Data extracted from a collection
-- Start --
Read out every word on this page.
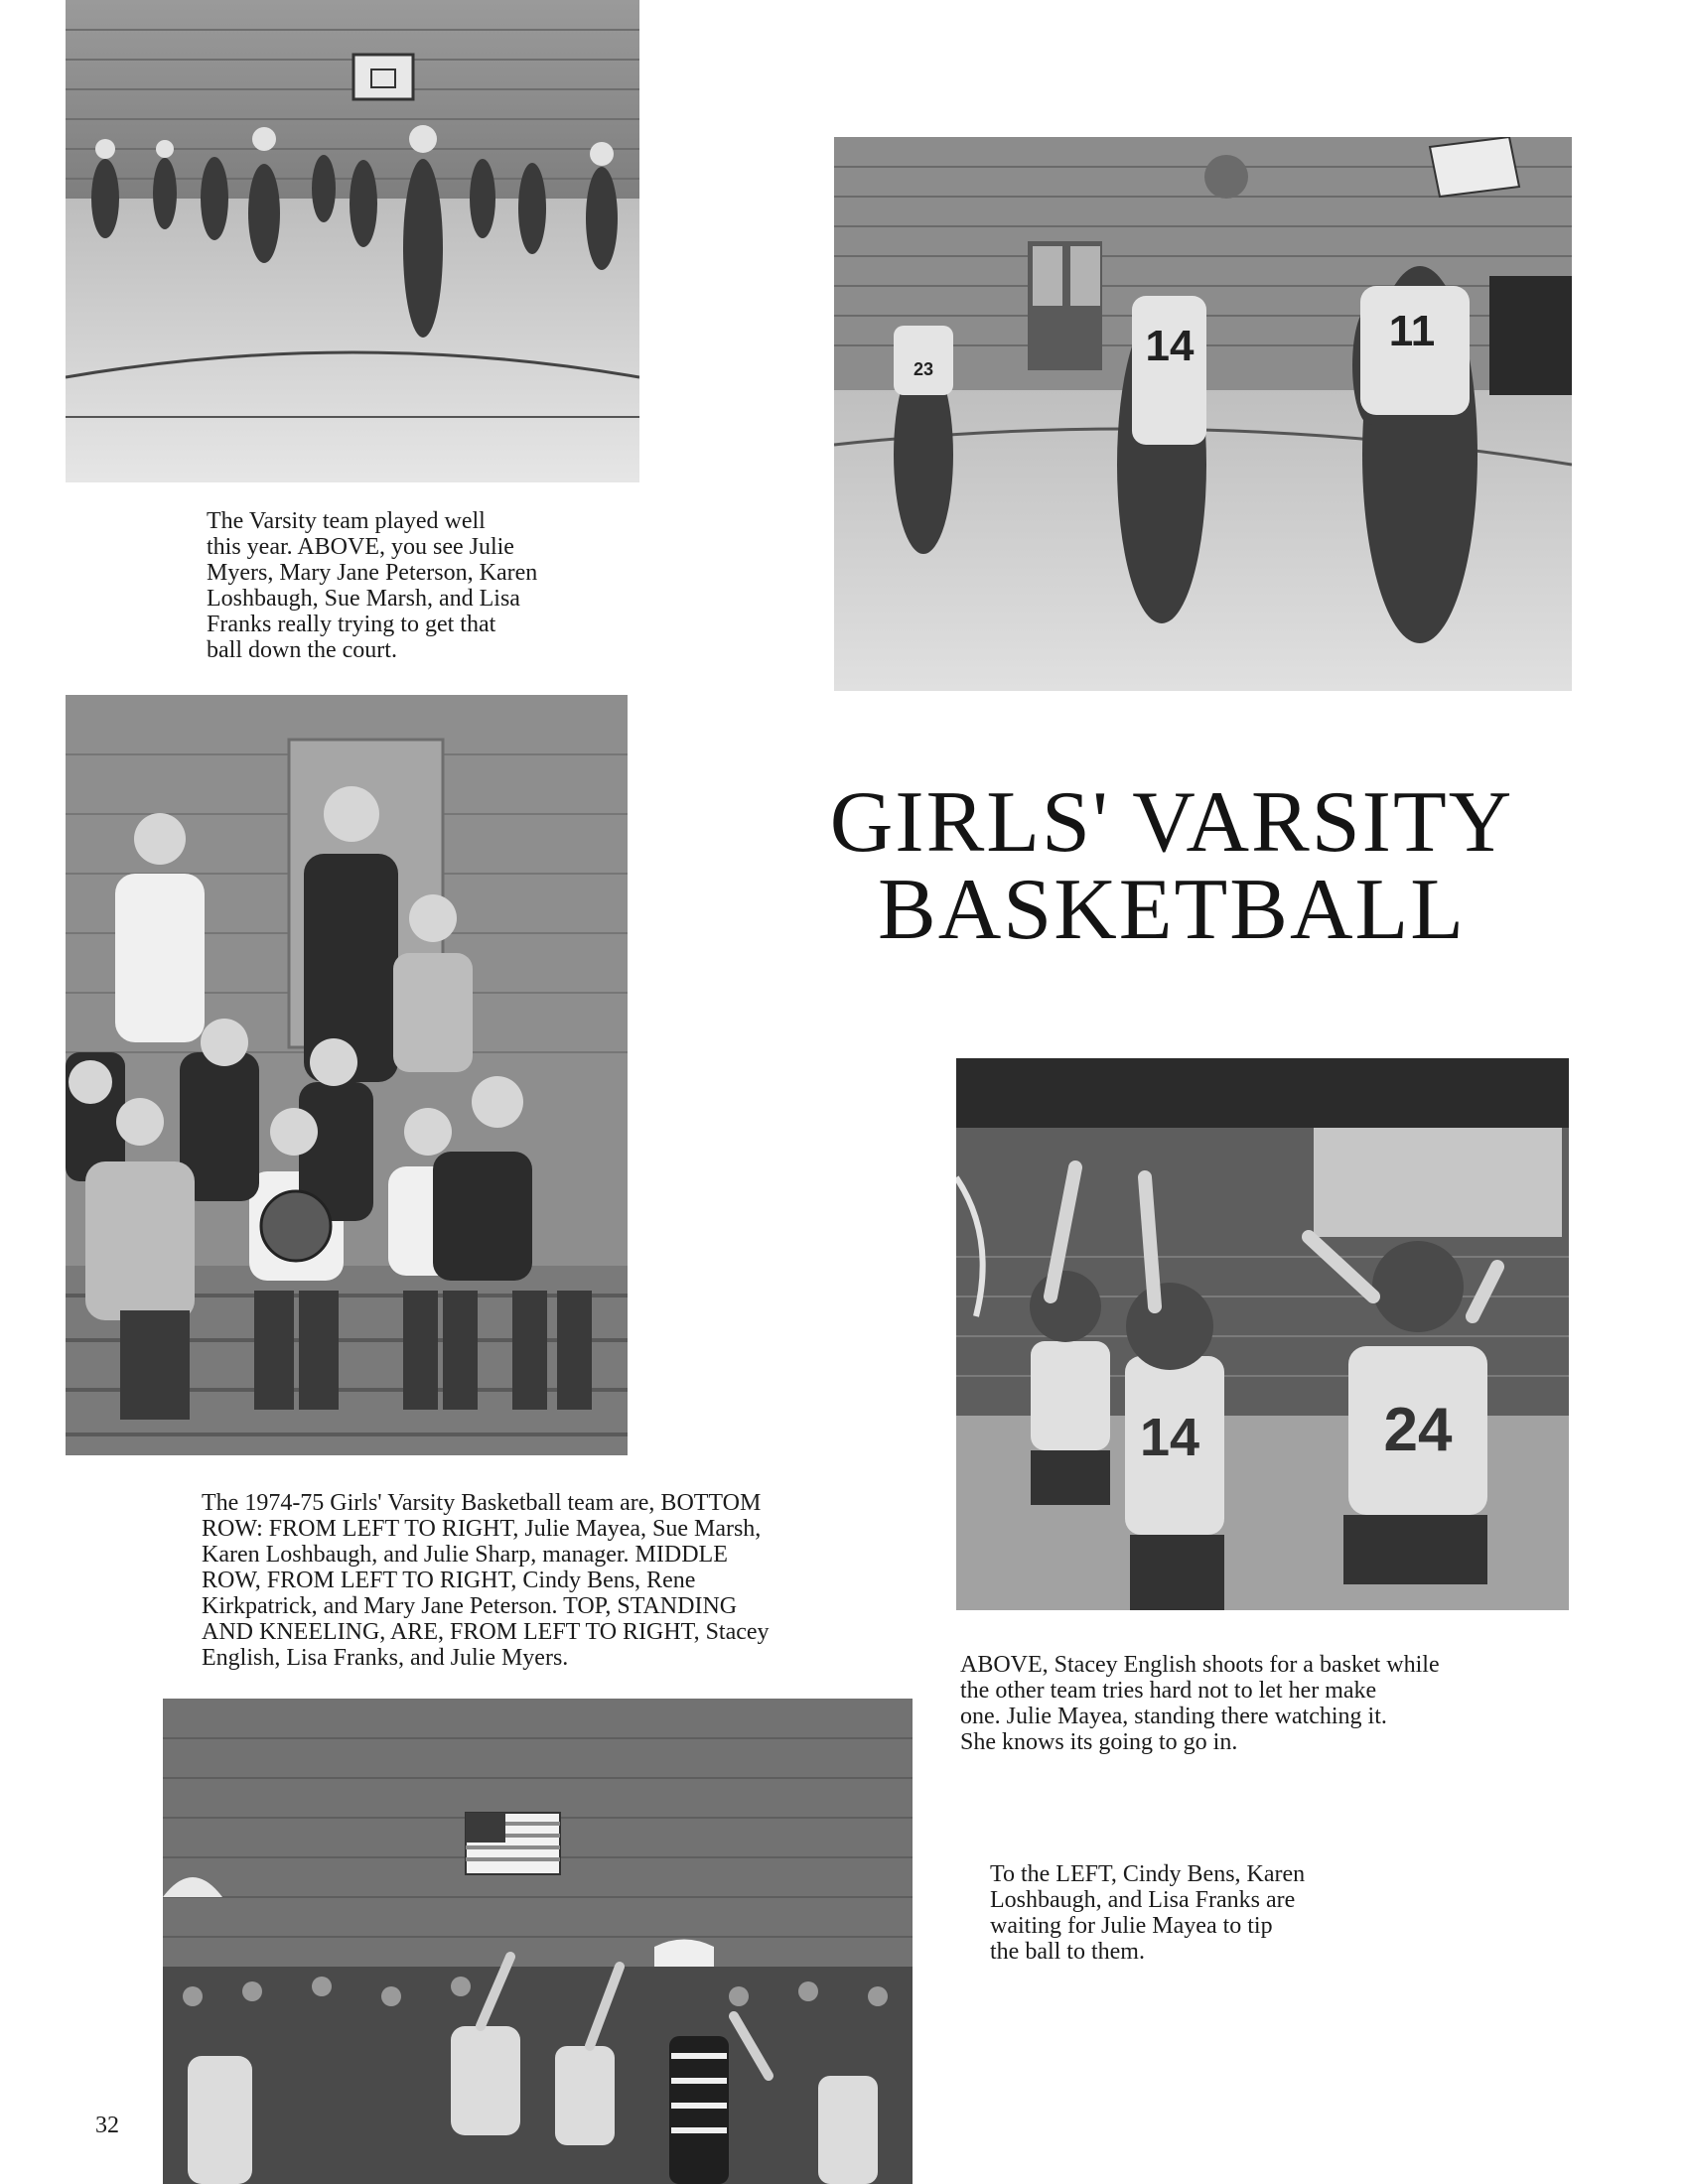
23	14	11
The Varsity team played well
this year. ABOVE, you see Julie
Myers, Mary Jane Peterson, Karen
Loshbaugh, Sue Marsh, and Lisa
Franks really trying to get that
ball down the court.
GIRLS' VARSITY
BASKETBALL
14	24
The 1974-75 Girls' Varsity Basketball team are, BOTTOM
ROW: FROM LEFT TO RIGHT, Julie Mayea, Sue Marsh,
Karen Loshbaugh, and Julie Sharp, manager. MIDDLE
ROW, FROM LEFT TO RIGHT, Cindy Bens, Rene
Kirkpatrick, and Mary Jane Peterson. TOP, STANDING
AND KNEELING, ARE, FROM LEFT TO RIGHT, Stacey
English, Lisa Franks, and Julie Myers.	ABOVE, Stacey English shoots for a basket while
the other team tries hard not to let her make
one. Julie Mayea, standing there watching it.
She knows its going to go in.
To the LEFT, Cindy Bens, Karen
Loshbaugh, and Lisa Franks are
waiting for Julie Mayea to tip
the ball to them.
32
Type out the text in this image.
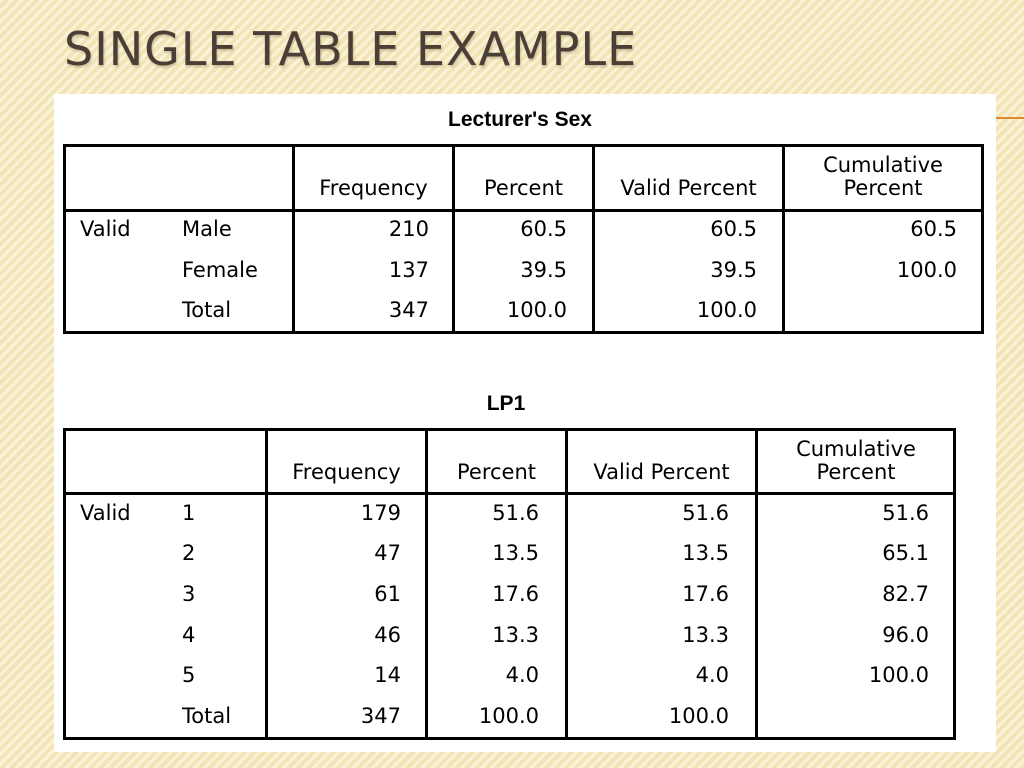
SINGLE TABLE EXAMPLE
Lecturer's Sex
Frequency	Percent	Valid Percent
Cumulative
Percent
Valid Male	210	60.5	60.5	60.5
Female	137	39.5	39.5	100.0
Total	347	100.0	100.0
LP1
Frequency	Percent	Valid Percent
Cumulative
Percent
Valid 1	179	51.6	51.6	51.6
2	47	13.5	13.5	65.1
3	61	17.6	17.6	82.7
4	46	13.3	13.3	96.0
5	14	4.0	4.0	100.0
Total	347	100.0	100.0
-- End --
**What to do:** Select all lines in the listing above where the word "Stacey" appears, and show them.

**Completed exercise:**
AND KNEELING, ARE, FROM LEFT TO RIGHT, Stacey
English, Lisa Franks, and Julie Myers.	ABOVE, Stacey English shoots for a basket while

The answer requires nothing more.